WHAT THE TASK ASKS: The entries below are to be repeated exactly as they stand.

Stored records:
········

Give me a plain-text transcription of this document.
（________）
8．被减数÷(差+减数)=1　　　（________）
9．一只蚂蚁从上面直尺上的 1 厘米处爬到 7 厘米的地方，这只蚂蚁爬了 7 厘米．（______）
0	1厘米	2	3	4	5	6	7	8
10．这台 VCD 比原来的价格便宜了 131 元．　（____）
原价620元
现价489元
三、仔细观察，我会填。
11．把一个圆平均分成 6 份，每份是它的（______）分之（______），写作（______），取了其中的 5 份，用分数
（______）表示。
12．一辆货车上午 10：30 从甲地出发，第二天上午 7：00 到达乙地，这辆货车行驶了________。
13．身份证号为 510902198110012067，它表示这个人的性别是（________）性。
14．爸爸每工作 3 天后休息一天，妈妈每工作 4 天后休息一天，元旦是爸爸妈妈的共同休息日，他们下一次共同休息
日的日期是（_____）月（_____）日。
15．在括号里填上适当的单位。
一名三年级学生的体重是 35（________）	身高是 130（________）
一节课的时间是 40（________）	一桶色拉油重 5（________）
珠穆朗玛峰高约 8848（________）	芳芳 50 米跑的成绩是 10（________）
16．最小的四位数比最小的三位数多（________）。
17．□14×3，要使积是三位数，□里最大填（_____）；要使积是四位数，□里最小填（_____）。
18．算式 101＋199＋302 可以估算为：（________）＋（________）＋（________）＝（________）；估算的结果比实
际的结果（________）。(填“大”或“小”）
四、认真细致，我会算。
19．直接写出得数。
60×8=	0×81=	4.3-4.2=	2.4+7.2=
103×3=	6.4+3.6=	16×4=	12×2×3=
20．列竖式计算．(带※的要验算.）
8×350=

········

SOLUTION FOR THIS PROBLEM:
Give me a plain-text transcription of this document.
（________）
8．被减数÷(差+减数)=1　　　（________）
9．一只蚂蚁从上面直尺上的 1 厘米处爬到 7 厘米的地方，这只蚂蚁爬了 7 厘米．（______）
0	1厘米	2	3	4	5	6	7	8
10．这台 VCD 比原来的价格便宜了 131 元．　（____）
原价620元
现价489元
三、仔细观察，我会填。
11．把一个圆平均分成 6 份，每份是它的（______）分之（______），写作（______），取了其中的 5 份，用分数
（______）表示。
12．一辆货车上午 10：30 从甲地出发，第二天上午 7：00 到达乙地，这辆货车行驶了________。
13．身份证号为 510902198110012067，它表示这个人的性别是（________）性。
14．爸爸每工作 3 天后休息一天，妈妈每工作 4 天后休息一天，元旦是爸爸妈妈的共同休息日，他们下一次共同休息
日的日期是（_____）月（_____）日。
15．在括号里填上适当的单位。
一名三年级学生的体重是 35（________）	身高是 130（________）
一节课的时间是 40（________）	一桶色拉油重 5（________）
珠穆朗玛峰高约 8848（________）	芳芳 50 米跑的成绩是 10（________）
16．最小的四位数比最小的三位数多（________）。
17．□14×3，要使积是三位数，□里最大填（_____）；要使积是四位数，□里最小填（_____）。
18．算式 101＋199＋302 可以估算为：（________）＋（________）＋（________）＝（________）；估算的结果比实
际的结果（________）。(填“大”或“小”）
四、认真细致，我会算。
19．直接写出得数。
60×8=	0×81=	4.3-4.2=	2.4+7.2=
103×3=	6.4+3.6=	16×4=	12×2×3=
20．列竖式计算．(带※的要验算.）
8×350=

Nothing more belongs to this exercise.